**任务说明**
把下面材料里的所有行原样返回，一个字也不要改。

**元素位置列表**
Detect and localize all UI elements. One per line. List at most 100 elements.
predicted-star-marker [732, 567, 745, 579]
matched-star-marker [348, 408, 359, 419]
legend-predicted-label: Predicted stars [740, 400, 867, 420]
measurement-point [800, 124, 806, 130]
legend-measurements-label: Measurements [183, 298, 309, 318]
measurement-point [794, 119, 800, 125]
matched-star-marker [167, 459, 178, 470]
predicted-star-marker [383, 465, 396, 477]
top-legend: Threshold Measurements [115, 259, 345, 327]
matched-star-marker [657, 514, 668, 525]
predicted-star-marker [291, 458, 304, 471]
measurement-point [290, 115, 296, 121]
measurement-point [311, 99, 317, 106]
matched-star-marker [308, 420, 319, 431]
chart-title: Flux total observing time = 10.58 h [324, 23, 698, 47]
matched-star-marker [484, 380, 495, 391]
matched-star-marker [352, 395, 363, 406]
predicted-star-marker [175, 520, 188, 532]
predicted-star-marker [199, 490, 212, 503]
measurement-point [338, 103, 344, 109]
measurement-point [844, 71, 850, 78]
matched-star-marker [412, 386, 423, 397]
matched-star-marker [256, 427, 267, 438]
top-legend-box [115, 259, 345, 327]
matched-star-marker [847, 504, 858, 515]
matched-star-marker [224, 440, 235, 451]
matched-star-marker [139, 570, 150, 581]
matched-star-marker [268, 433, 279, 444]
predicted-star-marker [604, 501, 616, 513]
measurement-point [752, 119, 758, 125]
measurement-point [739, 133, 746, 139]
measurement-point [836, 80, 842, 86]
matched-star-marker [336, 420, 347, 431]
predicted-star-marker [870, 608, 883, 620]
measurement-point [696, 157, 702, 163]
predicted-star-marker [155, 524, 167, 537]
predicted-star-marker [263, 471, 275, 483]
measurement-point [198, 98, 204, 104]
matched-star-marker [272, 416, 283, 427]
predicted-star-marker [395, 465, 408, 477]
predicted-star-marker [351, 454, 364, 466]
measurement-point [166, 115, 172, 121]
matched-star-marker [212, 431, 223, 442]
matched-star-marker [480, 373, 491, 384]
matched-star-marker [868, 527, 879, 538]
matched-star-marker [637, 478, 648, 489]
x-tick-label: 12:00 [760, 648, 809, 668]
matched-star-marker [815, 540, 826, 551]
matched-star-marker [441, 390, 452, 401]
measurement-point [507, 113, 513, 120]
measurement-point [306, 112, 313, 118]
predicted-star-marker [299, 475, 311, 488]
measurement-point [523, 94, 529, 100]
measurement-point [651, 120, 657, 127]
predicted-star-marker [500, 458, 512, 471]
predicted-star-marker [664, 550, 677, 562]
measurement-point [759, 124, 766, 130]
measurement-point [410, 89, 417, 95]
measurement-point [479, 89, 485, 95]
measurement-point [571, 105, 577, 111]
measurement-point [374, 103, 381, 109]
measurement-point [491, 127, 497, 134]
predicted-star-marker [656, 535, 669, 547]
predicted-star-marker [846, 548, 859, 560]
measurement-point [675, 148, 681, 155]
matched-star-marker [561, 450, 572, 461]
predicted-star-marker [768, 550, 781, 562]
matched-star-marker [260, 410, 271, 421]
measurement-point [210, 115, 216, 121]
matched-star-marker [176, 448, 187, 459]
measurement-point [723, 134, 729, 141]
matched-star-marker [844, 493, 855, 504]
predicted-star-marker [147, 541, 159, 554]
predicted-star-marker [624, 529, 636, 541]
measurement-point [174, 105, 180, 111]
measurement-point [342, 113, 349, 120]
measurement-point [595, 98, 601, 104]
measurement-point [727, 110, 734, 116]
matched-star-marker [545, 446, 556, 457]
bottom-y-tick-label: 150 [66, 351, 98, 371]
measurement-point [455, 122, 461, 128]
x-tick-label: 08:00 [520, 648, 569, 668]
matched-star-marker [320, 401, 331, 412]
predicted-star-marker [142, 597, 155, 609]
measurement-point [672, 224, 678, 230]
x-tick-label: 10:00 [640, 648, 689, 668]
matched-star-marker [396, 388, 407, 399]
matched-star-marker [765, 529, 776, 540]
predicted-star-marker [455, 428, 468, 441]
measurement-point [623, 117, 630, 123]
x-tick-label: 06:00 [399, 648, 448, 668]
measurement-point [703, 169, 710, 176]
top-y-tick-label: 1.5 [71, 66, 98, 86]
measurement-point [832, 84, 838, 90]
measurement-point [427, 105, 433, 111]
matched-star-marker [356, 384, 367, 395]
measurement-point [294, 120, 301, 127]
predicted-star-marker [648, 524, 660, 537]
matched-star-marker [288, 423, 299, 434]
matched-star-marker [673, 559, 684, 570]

**书面回答**
Detect and localize all UI elements. One per line. List at most 100 elements.
predicted-star-marker [732, 567, 745, 579]
matched-star-marker [348, 408, 359, 419]
legend-predicted-label: Predicted stars [740, 400, 867, 420]
measurement-point [800, 124, 806, 130]
legend-measurements-label: Measurements [183, 298, 309, 318]
measurement-point [794, 119, 800, 125]
matched-star-marker [167, 459, 178, 470]
predicted-star-marker [383, 465, 396, 477]
top-legend: Threshold Measurements [115, 259, 345, 327]
matched-star-marker [657, 514, 668, 525]
predicted-star-marker [291, 458, 304, 471]
measurement-point [290, 115, 296, 121]
measurement-point [311, 99, 317, 106]
matched-star-marker [308, 420, 319, 431]
chart-title: Flux total observing time = 10.58 h [324, 23, 698, 47]
matched-star-marker [484, 380, 495, 391]
matched-star-marker [352, 395, 363, 406]
predicted-star-marker [175, 520, 188, 532]
predicted-star-marker [199, 490, 212, 503]
measurement-point [338, 103, 344, 109]
measurement-point [844, 71, 850, 78]
matched-star-marker [412, 386, 423, 397]
matched-star-marker [256, 427, 267, 438]
top-legend-box [115, 259, 345, 327]
matched-star-marker [847, 504, 858, 515]
matched-star-marker [224, 440, 235, 451]
matched-star-marker [139, 570, 150, 581]
matched-star-marker [268, 433, 279, 444]
predicted-star-marker [604, 501, 616, 513]
measurement-point [752, 119, 758, 125]
measurement-point [739, 133, 746, 139]
measurement-point [836, 80, 842, 86]
matched-star-marker [336, 420, 347, 431]
predicted-star-marker [870, 608, 883, 620]
measurement-point [696, 157, 702, 163]
predicted-star-marker [155, 524, 167, 537]
predicted-star-marker [263, 471, 275, 483]
measurement-point [198, 98, 204, 104]
matched-star-marker [272, 416, 283, 427]
predicted-star-marker [395, 465, 408, 477]
predicted-star-marker [351, 454, 364, 466]
measurement-point [166, 115, 172, 121]
matched-star-marker [212, 431, 223, 442]
matched-star-marker [480, 373, 491, 384]
matched-star-marker [868, 527, 879, 538]
matched-star-marker [637, 478, 648, 489]
x-tick-label: 12:00 [760, 648, 809, 668]
matched-star-marker [815, 540, 826, 551]
matched-star-marker [441, 390, 452, 401]
measurement-point [507, 113, 513, 120]
measurement-point [306, 112, 313, 118]
predicted-star-marker [299, 475, 311, 488]
measurement-point [523, 94, 529, 100]
measurement-point [651, 120, 657, 127]
predicted-star-marker [500, 458, 512, 471]
predicted-star-marker [664, 550, 677, 562]
measurement-point [759, 124, 766, 130]
measurement-point [410, 89, 417, 95]
measurement-point [479, 89, 485, 95]
measurement-point [571, 105, 577, 111]
measurement-point [374, 103, 381, 109]
measurement-point [491, 127, 497, 134]
predicted-star-marker [656, 535, 669, 547]
predicted-star-marker [846, 548, 859, 560]
measurement-point [675, 148, 681, 155]
matched-star-marker [561, 450, 572, 461]
predicted-star-marker [768, 550, 781, 562]
matched-star-marker [260, 410, 271, 421]
measurement-point [210, 115, 216, 121]
matched-star-marker [176, 448, 187, 459]
measurement-point [723, 134, 729, 141]
matched-star-marker [844, 493, 855, 504]
predicted-star-marker [147, 541, 159, 554]
predicted-star-marker [624, 529, 636, 541]
measurement-point [174, 105, 180, 111]
measurement-point [342, 113, 349, 120]
measurement-point [595, 98, 601, 104]
measurement-point [727, 110, 734, 116]
matched-star-marker [545, 446, 556, 457]
bottom-y-tick-label: 150 [66, 351, 98, 371]
measurement-point [455, 122, 461, 128]
x-tick-label: 08:00 [520, 648, 569, 668]
matched-star-marker [320, 401, 331, 412]
predicted-star-marker [142, 597, 155, 609]
measurement-point [672, 224, 678, 230]
x-tick-label: 10:00 [640, 648, 689, 668]
matched-star-marker [396, 388, 407, 399]
matched-star-marker [765, 529, 776, 540]
predicted-star-marker [455, 428, 468, 441]
measurement-point [623, 117, 630, 123]
x-tick-label: 06:00 [399, 648, 448, 668]
measurement-point [703, 169, 710, 176]
top-y-tick-label: 1.5 [71, 66, 98, 86]
measurement-point [832, 84, 838, 90]
measurement-point [427, 105, 433, 111]
matched-star-marker [356, 384, 367, 395]
measurement-point [294, 120, 301, 127]
predicted-star-marker [648, 524, 660, 537]
matched-star-marker [288, 423, 299, 434]
matched-star-marker [673, 559, 684, 570]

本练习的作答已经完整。